Excerpted records →
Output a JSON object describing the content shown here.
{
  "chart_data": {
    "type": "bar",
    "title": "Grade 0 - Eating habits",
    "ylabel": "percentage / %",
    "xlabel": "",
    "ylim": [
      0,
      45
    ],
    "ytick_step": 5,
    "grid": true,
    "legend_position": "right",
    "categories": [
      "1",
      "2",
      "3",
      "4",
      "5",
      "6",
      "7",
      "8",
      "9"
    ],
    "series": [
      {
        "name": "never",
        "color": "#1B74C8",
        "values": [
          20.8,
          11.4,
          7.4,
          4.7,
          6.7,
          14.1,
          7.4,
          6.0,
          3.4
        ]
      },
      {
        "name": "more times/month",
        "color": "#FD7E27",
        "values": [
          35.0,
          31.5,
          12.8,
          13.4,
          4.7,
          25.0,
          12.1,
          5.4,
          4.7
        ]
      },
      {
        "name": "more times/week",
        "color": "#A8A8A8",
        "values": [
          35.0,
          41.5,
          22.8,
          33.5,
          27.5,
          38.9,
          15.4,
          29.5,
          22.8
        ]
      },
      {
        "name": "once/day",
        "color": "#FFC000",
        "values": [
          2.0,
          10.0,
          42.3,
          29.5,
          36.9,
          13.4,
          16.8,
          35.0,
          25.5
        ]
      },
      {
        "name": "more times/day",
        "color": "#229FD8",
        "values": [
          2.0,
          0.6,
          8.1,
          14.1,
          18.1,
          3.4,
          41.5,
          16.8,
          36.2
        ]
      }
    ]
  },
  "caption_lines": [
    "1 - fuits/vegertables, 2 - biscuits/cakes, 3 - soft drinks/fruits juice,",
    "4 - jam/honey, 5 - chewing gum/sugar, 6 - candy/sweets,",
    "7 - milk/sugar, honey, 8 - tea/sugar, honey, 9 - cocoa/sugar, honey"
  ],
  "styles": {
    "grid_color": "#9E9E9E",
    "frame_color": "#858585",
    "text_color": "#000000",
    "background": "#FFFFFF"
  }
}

Set problem → Extract the full set of entries word for word.

Result for this task →
Output a JSON object describing the content shown here.
{
  "chart_data": {
    "type": "bar",
    "title": "Grade 0 - Eating habits",
    "ylabel": "percentage / %",
    "xlabel": "",
    "ylim": [
      0,
      45
    ],
    "ytick_step": 5,
    "grid": true,
    "legend_position": "right",
    "categories": [
      "1",
      "2",
      "3",
      "4",
      "5",
      "6",
      "7",
      "8",
      "9"
    ],
    "series": [
      {
        "name": "never",
        "color": "#1B74C8",
        "values": [
          20.8,
          11.4,
          7.4,
          4.7,
          6.7,
          14.1,
          7.4,
          6.0,
          3.4
        ]
      },
      {
        "name": "more times/month",
        "color": "#FD7E27",
        "values": [
          35.0,
          31.5,
          12.8,
          13.4,
          4.7,
          25.0,
          12.1,
          5.4,
          4.7
        ]
      },
      {
        "name": "more times/week",
        "color": "#A8A8A8",
        "values": [
          35.0,
          41.5,
          22.8,
          33.5,
          27.5,
          38.9,
          15.4,
          29.5,
          22.8
        ]
      },
      {
        "name": "once/day",
        "color": "#FFC000",
        "values": [
          2.0,
          10.0,
          42.3,
          29.5,
          36.9,
          13.4,
          16.8,
          35.0,
          25.5
        ]
      },
      {
        "name": "more times/day",
        "color": "#229FD8",
        "values": [
          2.0,
          0.6,
          8.1,
          14.1,
          18.1,
          3.4,
          41.5,
          16.8,
          36.2
        ]
      }
    ]
  },
  "caption_lines": [
    "1 - fuits/vegertables, 2 - biscuits/cakes, 3 - soft drinks/fruits juice,",
    "4 - jam/honey, 5 - chewing gum/sugar, 6 - candy/sweets,",
    "7 - milk/sugar, honey, 8 - tea/sugar, honey, 9 - cocoa/sugar, honey"
  ],
  "styles": {
    "grid_color": "#9E9E9E",
    "frame_color": "#858585",
    "text_color": "#000000",
    "background": "#FFFFFF"
  }
}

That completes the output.